* **What is needed**
Look for the word "JSON" in the entries below, then copy every line that has it.

Dataset listings of figures:
┄┄┄┄┄┄┄┄┄┄

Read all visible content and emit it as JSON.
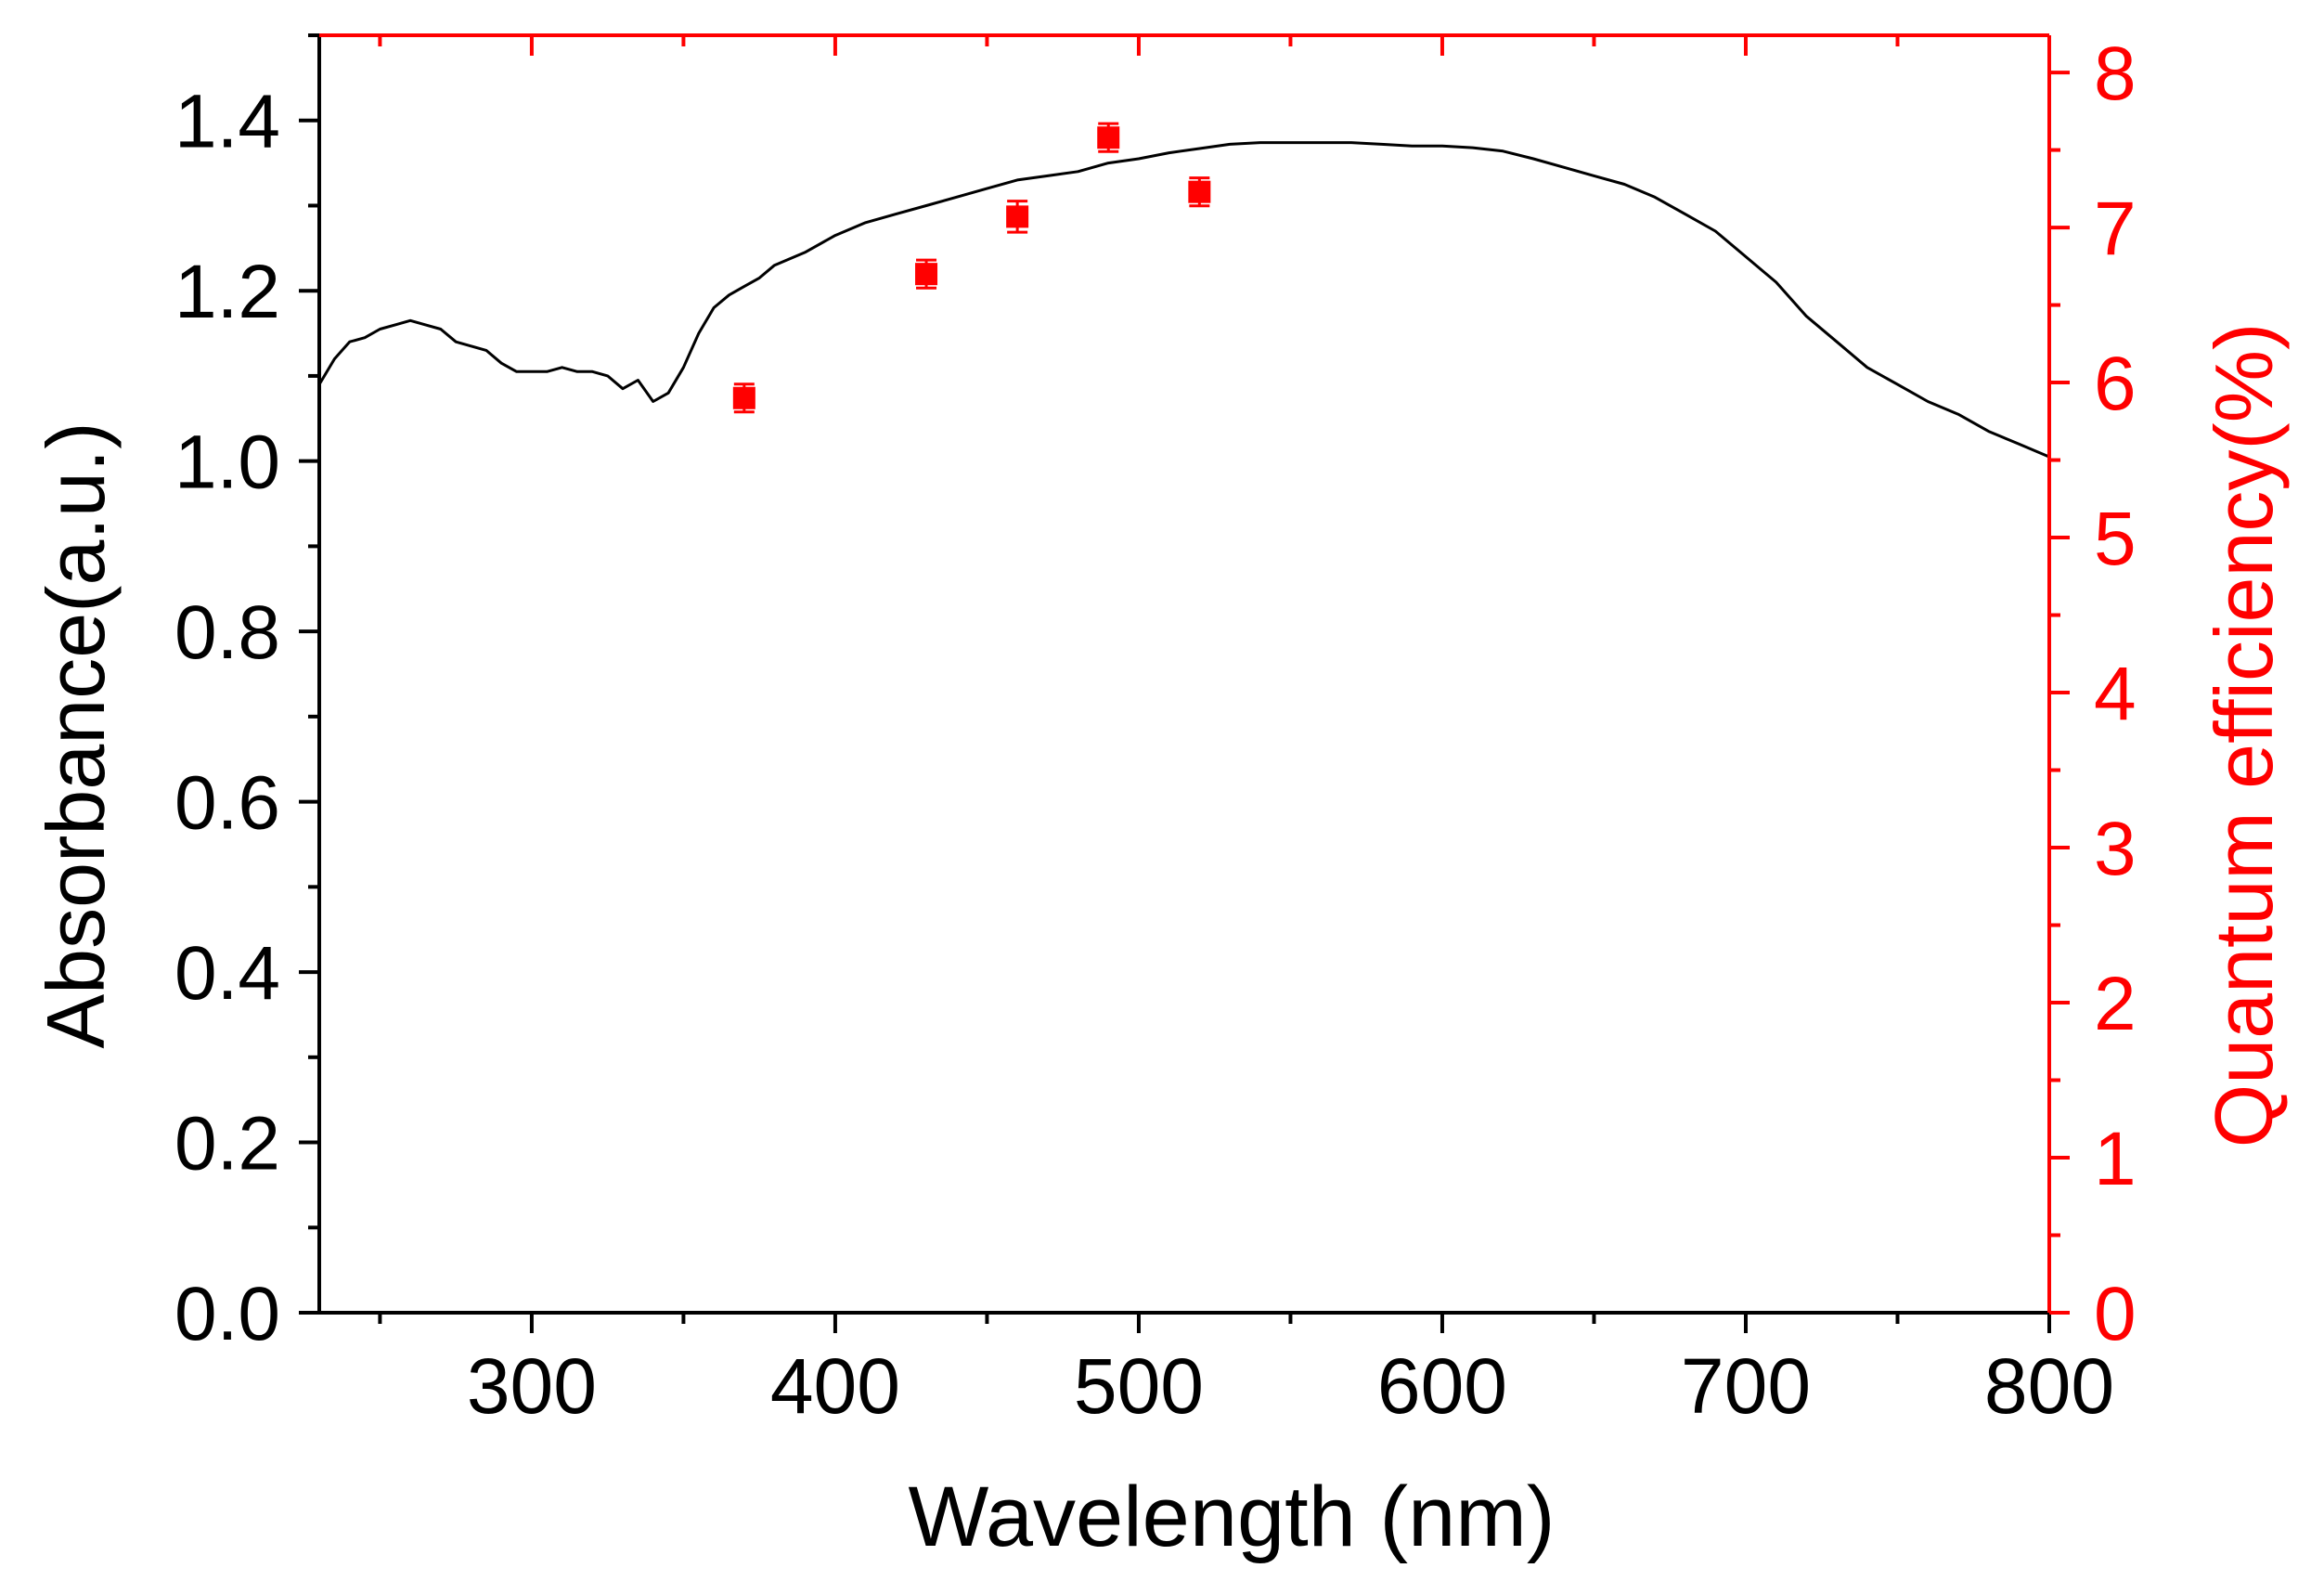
{
  "chart_data": {
    "type": "line",
    "title": "",
    "xlabel": "Wavelength (nm)",
    "ylabel_left": "Absorbance(a.u.)",
    "ylabel_right": "Quantum efficiency(%)",
    "xlim": [
      230,
      800
    ],
    "ylim_left": [
      0.0,
      1.5
    ],
    "ylim_right": [
      0,
      8.24
    ],
    "x_ticks": [
      "300",
      "400",
      "500",
      "600",
      "700",
      "800"
    ],
    "x_tick_values": [
      300,
      400,
      500,
      600,
      700,
      800
    ],
    "y_left_ticks": [
      "0.0",
      "0.2",
      "0.4",
      "0.6",
      "0.8",
      "1.0",
      "1.2",
      "1.4"
    ],
    "y_left_tick_values": [
      0.0,
      0.2,
      0.4,
      0.6,
      0.8,
      1.0,
      1.2,
      1.4
    ],
    "y_right_ticks": [
      "0",
      "1",
      "2",
      "3",
      "4",
      "5",
      "6",
      "7",
      "8"
    ],
    "y_right_tick_values": [
      0,
      1,
      2,
      3,
      4,
      5,
      6,
      7,
      8
    ],
    "grid": false,
    "colors": {
      "left_axis": "#000000",
      "right_axis": "#ff0000",
      "absorbance_line": "#000000",
      "qe_markers": "#ff0000"
    },
    "series": [
      {
        "name": "Absorbance",
        "axis": "left",
        "type": "line",
        "x": [
          230,
          235,
          240,
          245,
          250,
          255,
          260,
          265,
          270,
          275,
          280,
          285,
          290,
          295,
          300,
          305,
          310,
          315,
          320,
          325,
          330,
          335,
          340,
          345,
          350,
          355,
          360,
          365,
          370,
          375,
          380,
          390,
          400,
          410,
          420,
          430,
          440,
          450,
          460,
          470,
          480,
          490,
          500,
          510,
          520,
          530,
          540,
          550,
          560,
          570,
          580,
          590,
          600,
          610,
          620,
          630,
          640,
          650,
          660,
          670,
          680,
          690,
          700,
          710,
          720,
          730,
          740,
          750,
          760,
          770,
          780,
          790,
          800
        ],
        "values": [
          1.09,
          1.12,
          1.14,
          1.145,
          1.155,
          1.16,
          1.165,
          1.16,
          1.155,
          1.14,
          1.135,
          1.13,
          1.115,
          1.105,
          1.105,
          1.105,
          1.11,
          1.105,
          1.105,
          1.1,
          1.085,
          1.095,
          1.07,
          1.08,
          1.11,
          1.15,
          1.18,
          1.195,
          1.205,
          1.215,
          1.23,
          1.245,
          1.265,
          1.28,
          1.29,
          1.3,
          1.31,
          1.32,
          1.33,
          1.335,
          1.34,
          1.35,
          1.355,
          1.362,
          1.367,
          1.372,
          1.374,
          1.374,
          1.374,
          1.374,
          1.372,
          1.37,
          1.37,
          1.368,
          1.364,
          1.355,
          1.345,
          1.335,
          1.325,
          1.31,
          1.29,
          1.27,
          1.24,
          1.21,
          1.17,
          1.14,
          1.11,
          1.09,
          1.07,
          1.055,
          1.035,
          1.02,
          1.005
        ]
      },
      {
        "name": "Quantum efficiency",
        "axis": "right",
        "type": "scatter",
        "x": [
          370,
          430,
          460,
          490,
          520
        ],
        "values": [
          5.9,
          6.7,
          7.07,
          7.58,
          7.23
        ],
        "errors": [
          0.09,
          0.09,
          0.1,
          0.09,
          0.09
        ]
      }
    ]
  }
}
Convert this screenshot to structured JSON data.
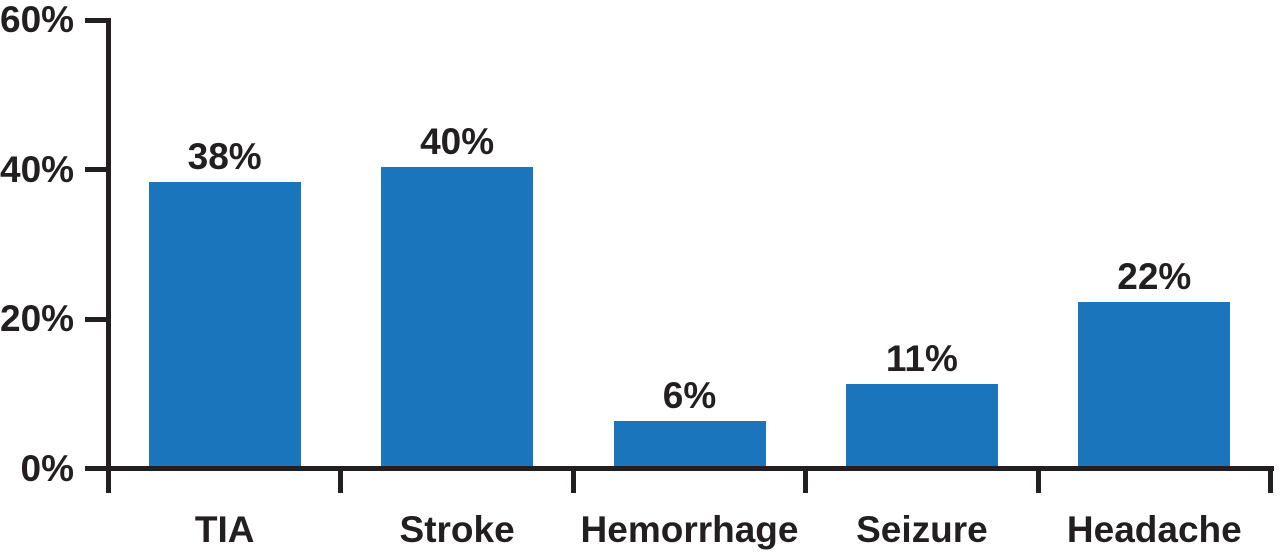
{
  "chart_data": {
    "type": "bar",
    "categories": [
      "TIA",
      "Stroke",
      "Hemorrhage",
      "Seizure",
      "Headache"
    ],
    "values": [
      38,
      40,
      6,
      11,
      22
    ],
    "value_labels": [
      "38%",
      "40%",
      "6%",
      "11%",
      "22%"
    ],
    "title": "",
    "xlabel": "",
    "ylabel": "",
    "ylim": [
      0,
      60
    ],
    "yticks": [
      0,
      20,
      40,
      60
    ],
    "ytick_labels": [
      "0%",
      "20%",
      "40%",
      "60%"
    ],
    "grid": false,
    "legend": null,
    "bar_color": "#1B75BC",
    "axis_color": "#231F20",
    "text_color": "#231F20",
    "background": "#FFFFFF"
  }
}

┄┄┄┄┄┄┄┄┄┄

* **Solution for this task**
Read all visible content and emit it as JSON.
Convert this screenshot to structured JSON data.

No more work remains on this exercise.